◆ Aim
Scan the data below. Pull out each line where "What" occurs.

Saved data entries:
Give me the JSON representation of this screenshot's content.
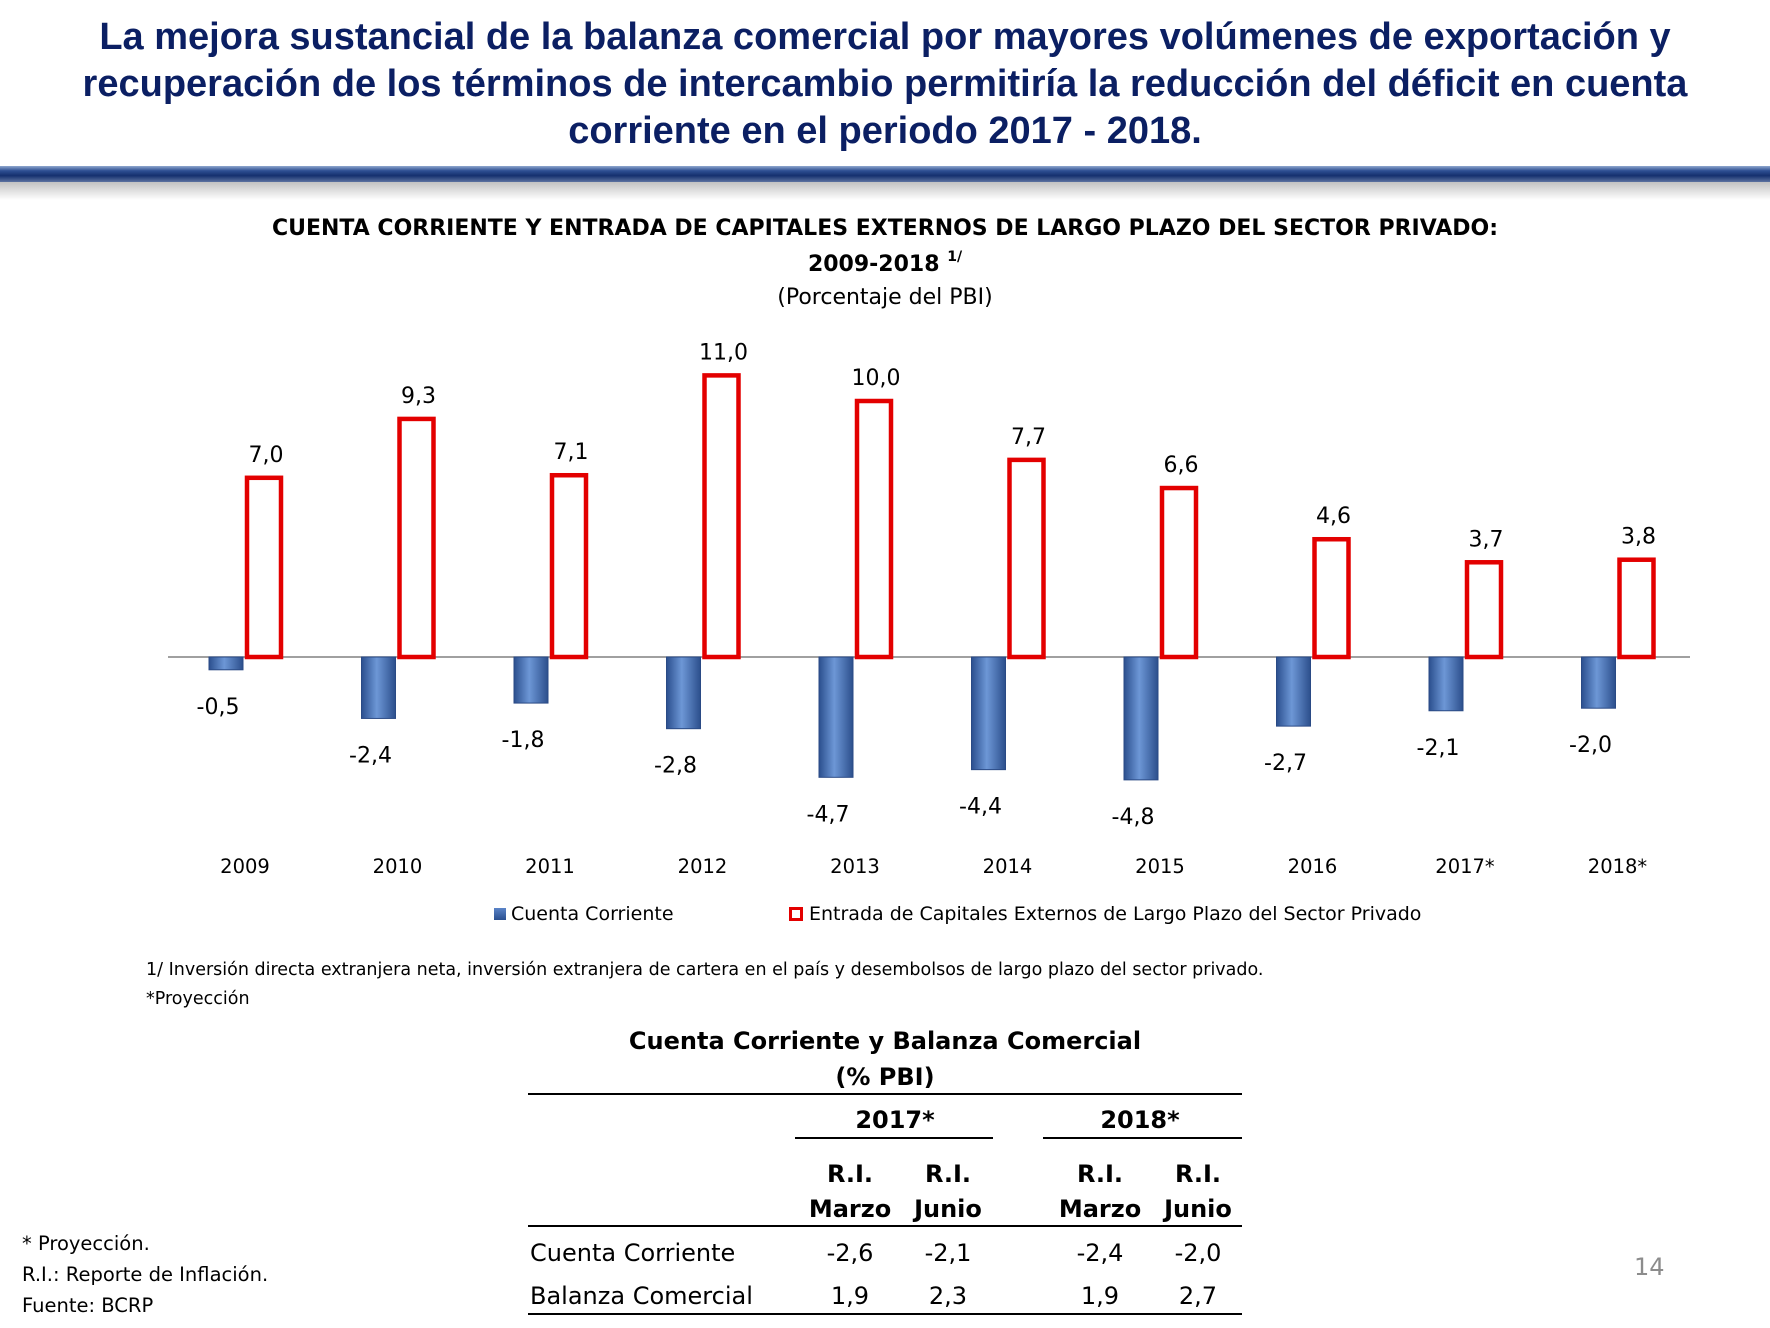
{
  "slide": {
    "title": "La mejora sustancial de la balanza comercial por mayores volúmenes de exportación y recuperación de los términos de intercambio permitiría la reducción del déficit en cuenta corriente en el periodo 2017 - 2018.",
    "page_number": "14"
  },
  "chart_data": {
    "type": "bar",
    "title": "CUENTA CORRIENTE Y ENTRADA DE CAPITALES EXTERNOS DE LARGO PLAZO DEL SECTOR PRIVADO:",
    "title_line2": "2009-2018",
    "title_sup": "1/",
    "subtitle": "(Porcentaje del PBI)",
    "categories": [
      "2009",
      "2010",
      "2011",
      "2012",
      "2013",
      "2014",
      "2015",
      "2016",
      "2017*",
      "2018*"
    ],
    "series": [
      {
        "name": "Cuenta Corriente",
        "color": "#4f7bc0",
        "values": [
          -0.5,
          -2.4,
          -1.8,
          -2.8,
          -4.7,
          -4.4,
          -4.8,
          -2.7,
          -2.1,
          -2.0
        ],
        "labels": [
          "-0,5",
          "-2,4",
          "-1,8",
          "-2,8",
          "-4,7",
          "-4,4",
          "-4,8",
          "-2,7",
          "-2,1",
          "-2,0"
        ]
      },
      {
        "name": "Entrada de Capitales Externos de Largo Plazo del Sector Privado",
        "color": "#e30000",
        "values": [
          7.0,
          9.3,
          7.1,
          11.0,
          10.0,
          7.7,
          6.6,
          4.6,
          3.7,
          3.8
        ],
        "labels": [
          "7,0",
          "9,3",
          "7,1",
          "11,0",
          "10,0",
          "7,7",
          "6,6",
          "4,6",
          "3,7",
          "3,8"
        ]
      }
    ],
    "ylim": [
      -5.5,
      12
    ],
    "grid": false,
    "legend_position": "bottom"
  },
  "notes": {
    "footnote_1": "1/ Inversión directa extranjera neta, inversión extranjera de cartera en el país  y desembolsos de largo plazo del sector privado.",
    "footnote_2": "*Proyección"
  },
  "table": {
    "title": "Cuenta Corriente y Balanza Comercial",
    "subtitle": "(% PBI)",
    "groups": [
      "2017*",
      "2018*"
    ],
    "col_line1": [
      "R.I.",
      "R.I.",
      "R.I.",
      "R.I."
    ],
    "col_line2": [
      "Marzo",
      "Junio",
      "Marzo",
      "Junio"
    ],
    "rows": [
      {
        "label": "Cuenta Corriente",
        "values": [
          "-2,6",
          "-2,1",
          "-2,4",
          "-2,0"
        ]
      },
      {
        "label": "Balanza Comercial",
        "values": [
          "1,9",
          "2,3",
          "1,9",
          "2,7"
        ]
      }
    ]
  },
  "footer": {
    "line1": "* Proyección.",
    "line2": "R.I.: Reporte de Inflación.",
    "line3": "Fuente: BCRP"
  }
}
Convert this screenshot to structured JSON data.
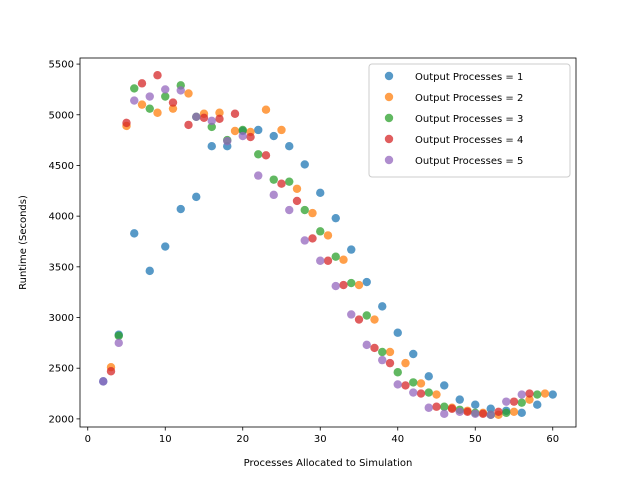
{
  "chart_data": {
    "type": "scatter",
    "xlabel": "Processes Allocated to Simulation",
    "ylabel": "Runtime (Seconds)",
    "xlim": [
      -1,
      63
    ],
    "ylim": [
      1920,
      5560
    ],
    "xticks": [
      0,
      10,
      20,
      30,
      40,
      50,
      60
    ],
    "yticks": [
      2000,
      2500,
      3000,
      3500,
      4000,
      4500,
      5000,
      5500
    ],
    "grid": false,
    "legend": "top-right",
    "series": [
      {
        "name": "Output Processes = 1",
        "color": "#1f77b4",
        "points": [
          [
            2,
            2370
          ],
          [
            4,
            2830
          ],
          [
            6,
            3830
          ],
          [
            8,
            3460
          ],
          [
            10,
            3700
          ],
          [
            12,
            4070
          ],
          [
            14,
            4190
          ],
          [
            16,
            4690
          ],
          [
            18,
            4690
          ],
          [
            20,
            4840
          ],
          [
            22,
            4850
          ],
          [
            24,
            4790
          ],
          [
            26,
            4690
          ],
          [
            28,
            4510
          ],
          [
            30,
            4230
          ],
          [
            32,
            3980
          ],
          [
            34,
            3670
          ],
          [
            36,
            3350
          ],
          [
            38,
            3110
          ],
          [
            40,
            2850
          ],
          [
            42,
            2640
          ],
          [
            44,
            2420
          ],
          [
            46,
            2330
          ],
          [
            48,
            2190
          ],
          [
            50,
            2140
          ],
          [
            52,
            2100
          ],
          [
            54,
            2080
          ],
          [
            56,
            2060
          ],
          [
            58,
            2140
          ],
          [
            60,
            2240
          ]
        ]
      },
      {
        "name": "Output Processes = 2",
        "color": "#ff7f0e",
        "points": [
          [
            3,
            2510
          ],
          [
            5,
            4890
          ],
          [
            7,
            5100
          ],
          [
            9,
            5020
          ],
          [
            11,
            5060
          ],
          [
            13,
            5210
          ],
          [
            15,
            5010
          ],
          [
            17,
            5020
          ],
          [
            19,
            4840
          ],
          [
            21,
            4830
          ],
          [
            23,
            5050
          ],
          [
            25,
            4850
          ],
          [
            27,
            4270
          ],
          [
            29,
            4030
          ],
          [
            31,
            3810
          ],
          [
            33,
            3570
          ],
          [
            35,
            3320
          ],
          [
            37,
            2980
          ],
          [
            39,
            2660
          ],
          [
            41,
            2550
          ],
          [
            43,
            2350
          ],
          [
            45,
            2240
          ],
          [
            47,
            2110
          ],
          [
            49,
            2080
          ],
          [
            51,
            2060
          ],
          [
            53,
            2040
          ],
          [
            55,
            2070
          ],
          [
            57,
            2190
          ],
          [
            59,
            2250
          ]
        ]
      },
      {
        "name": "Output Processes = 3",
        "color": "#2ca02c",
        "points": [
          [
            4,
            2820
          ],
          [
            6,
            5260
          ],
          [
            8,
            5060
          ],
          [
            10,
            5180
          ],
          [
            12,
            5290
          ],
          [
            14,
            4980
          ],
          [
            16,
            4880
          ],
          [
            18,
            4750
          ],
          [
            20,
            4850
          ],
          [
            22,
            4610
          ],
          [
            24,
            4360
          ],
          [
            26,
            4340
          ],
          [
            28,
            4060
          ],
          [
            30,
            3850
          ],
          [
            32,
            3600
          ],
          [
            34,
            3340
          ],
          [
            36,
            3020
          ],
          [
            38,
            2660
          ],
          [
            40,
            2460
          ],
          [
            42,
            2360
          ],
          [
            44,
            2260
          ],
          [
            46,
            2120
          ],
          [
            48,
            2090
          ],
          [
            50,
            2060
          ],
          [
            52,
            2040
          ],
          [
            54,
            2060
          ],
          [
            56,
            2160
          ],
          [
            58,
            2240
          ]
        ]
      },
      {
        "name": "Output Processes = 4",
        "color": "#d62728",
        "points": [
          [
            3,
            2470
          ],
          [
            5,
            4920
          ],
          [
            7,
            5310
          ],
          [
            9,
            5390
          ],
          [
            11,
            5120
          ],
          [
            13,
            4900
          ],
          [
            15,
            4970
          ],
          [
            17,
            4960
          ],
          [
            19,
            5010
          ],
          [
            21,
            4780
          ],
          [
            23,
            4600
          ],
          [
            25,
            4320
          ],
          [
            27,
            4150
          ],
          [
            29,
            3780
          ],
          [
            31,
            3560
          ],
          [
            33,
            3320
          ],
          [
            35,
            2980
          ],
          [
            37,
            2700
          ],
          [
            39,
            2550
          ],
          [
            41,
            2330
          ],
          [
            43,
            2250
          ],
          [
            45,
            2120
          ],
          [
            47,
            2100
          ],
          [
            49,
            2070
          ],
          [
            51,
            2050
          ],
          [
            53,
            2070
          ],
          [
            55,
            2170
          ],
          [
            57,
            2250
          ]
        ]
      },
      {
        "name": "Output Processes = 5",
        "color": "#9467bd",
        "points": [
          [
            2,
            2370
          ],
          [
            4,
            2750
          ],
          [
            6,
            5140
          ],
          [
            8,
            5180
          ],
          [
            10,
            5250
          ],
          [
            12,
            5240
          ],
          [
            14,
            4980
          ],
          [
            16,
            4940
          ],
          [
            18,
            4740
          ],
          [
            20,
            4790
          ],
          [
            22,
            4400
          ],
          [
            24,
            4210
          ],
          [
            26,
            4060
          ],
          [
            28,
            3760
          ],
          [
            30,
            3560
          ],
          [
            32,
            3310
          ],
          [
            34,
            3030
          ],
          [
            36,
            2730
          ],
          [
            38,
            2580
          ],
          [
            40,
            2340
          ],
          [
            42,
            2260
          ],
          [
            44,
            2110
          ],
          [
            46,
            2050
          ],
          [
            48,
            2070
          ],
          [
            50,
            2050
          ],
          [
            52,
            2040
          ],
          [
            54,
            2170
          ],
          [
            56,
            2240
          ]
        ]
      }
    ]
  }
}
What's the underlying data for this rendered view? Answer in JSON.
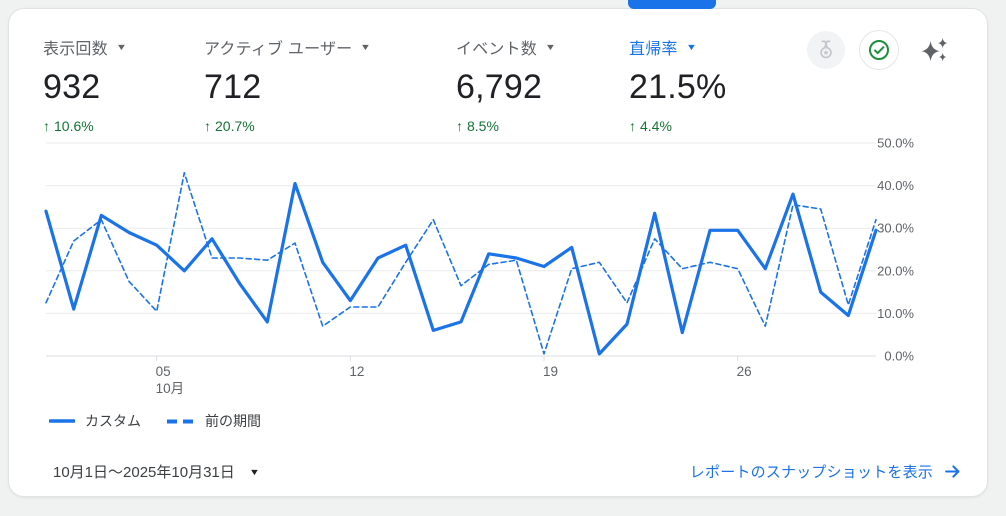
{
  "metrics": [
    {
      "label": "表示回数",
      "value": "932",
      "delta_arrow": "↑",
      "delta": "10.6%"
    },
    {
      "label": "アクティブ ユーザー",
      "value": "712",
      "delta_arrow": "↑",
      "delta": "20.7%"
    },
    {
      "label": "イベント数",
      "value": "6,792",
      "delta_arrow": "↑",
      "delta": "8.5%"
    },
    {
      "label": "直帰率",
      "value": "21.5%",
      "delta_arrow": "↑",
      "delta": "4.4%"
    }
  ],
  "header_icons": [
    "medal-icon",
    "check-circle-icon",
    "sparkle-icon"
  ],
  "chart_data": {
    "type": "line",
    "x": [
      1,
      2,
      3,
      4,
      5,
      6,
      7,
      8,
      9,
      10,
      11,
      12,
      13,
      14,
      15,
      16,
      17,
      18,
      19,
      20,
      21,
      22,
      23,
      24,
      25,
      26,
      27,
      28,
      29,
      30,
      31
    ],
    "series": [
      {
        "name": "カスタム",
        "style": "solid",
        "values": [
          34,
          11,
          33,
          29,
          26,
          20,
          27.5,
          17,
          8,
          40.5,
          22,
          13,
          23,
          26,
          6,
          8,
          24,
          23,
          21,
          25.5,
          0.5,
          7.5,
          33.5,
          5.5,
          29.5,
          29.5,
          20.5,
          38,
          15,
          9.5,
          29.5
        ]
      },
      {
        "name": "前の期間",
        "style": "dashed",
        "values": [
          12.5,
          27,
          32,
          17.5,
          10.5,
          43,
          23,
          23,
          22.5,
          26.5,
          7,
          11.5,
          11.5,
          22,
          32,
          16.5,
          21.5,
          22.5,
          0.5,
          20.5,
          22,
          12.5,
          27.5,
          20.5,
          22,
          20.5,
          7,
          35.5,
          34.5,
          12,
          32
        ]
      }
    ],
    "ylim": [
      0,
      50
    ],
    "yticks": [
      "0.0%",
      "10.0%",
      "20.0%",
      "30.0%",
      "40.0%",
      "50.0%"
    ],
    "xticks": [
      {
        "day": 5,
        "label": "05",
        "sublabel": "10月"
      },
      {
        "day": 12,
        "label": "12"
      },
      {
        "day": 19,
        "label": "19"
      },
      {
        "day": 26,
        "label": "26"
      }
    ],
    "grid": true,
    "legend_position": "bottom-left"
  },
  "footer": {
    "date_range": "10月1日〜2025年10月31日",
    "snapshot_link": "レポートのスナップショットを表示"
  },
  "colors": {
    "accent": "#1a73e8",
    "positive": "#137333",
    "text_primary": "#202124",
    "text_secondary": "#5f6368",
    "grid": "#e9ebee",
    "axis": "#dadee2"
  }
}
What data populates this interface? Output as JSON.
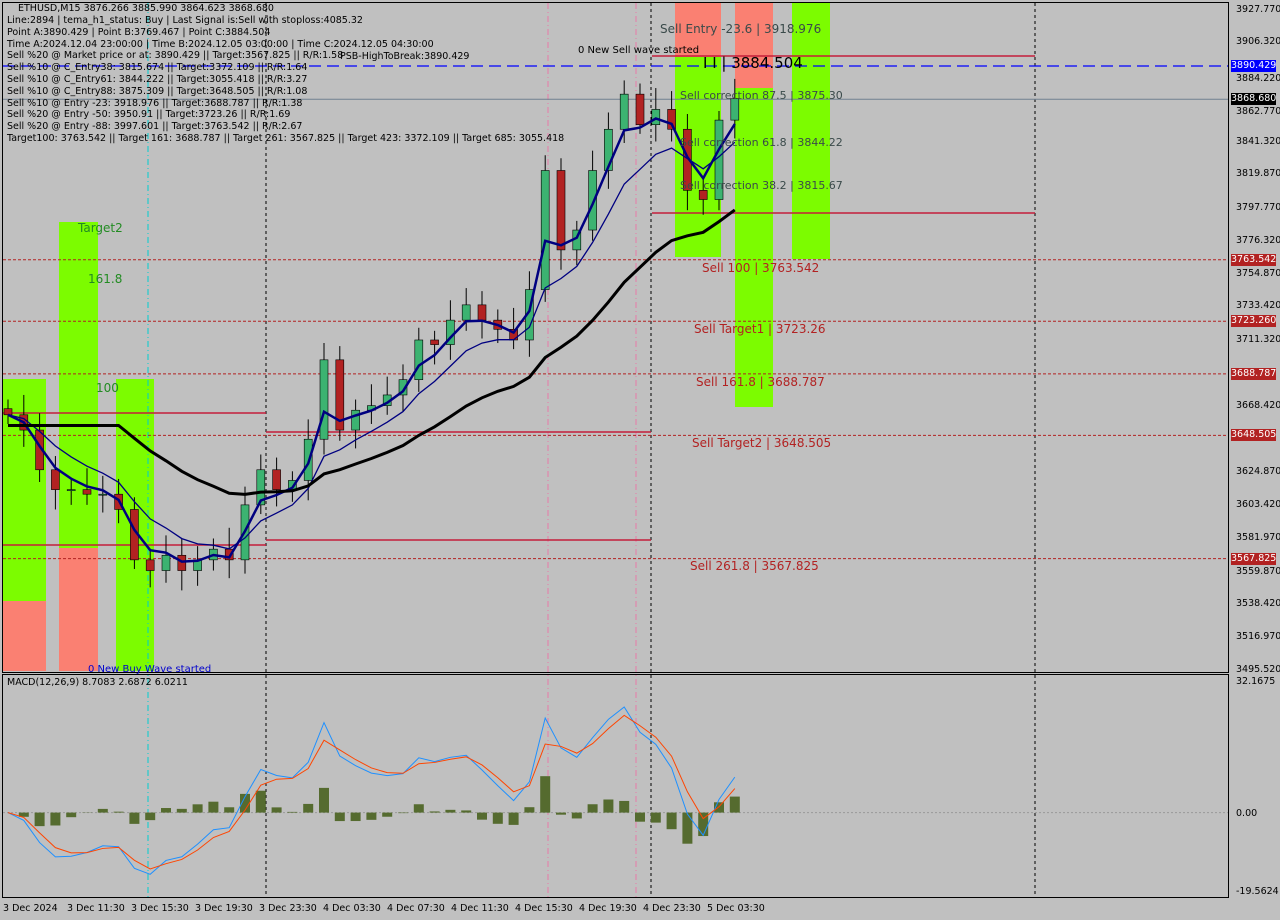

◆ Final result
What's the underlying data for this rendered view? Answer in JSON.
What data populates this interface? Output as JSON.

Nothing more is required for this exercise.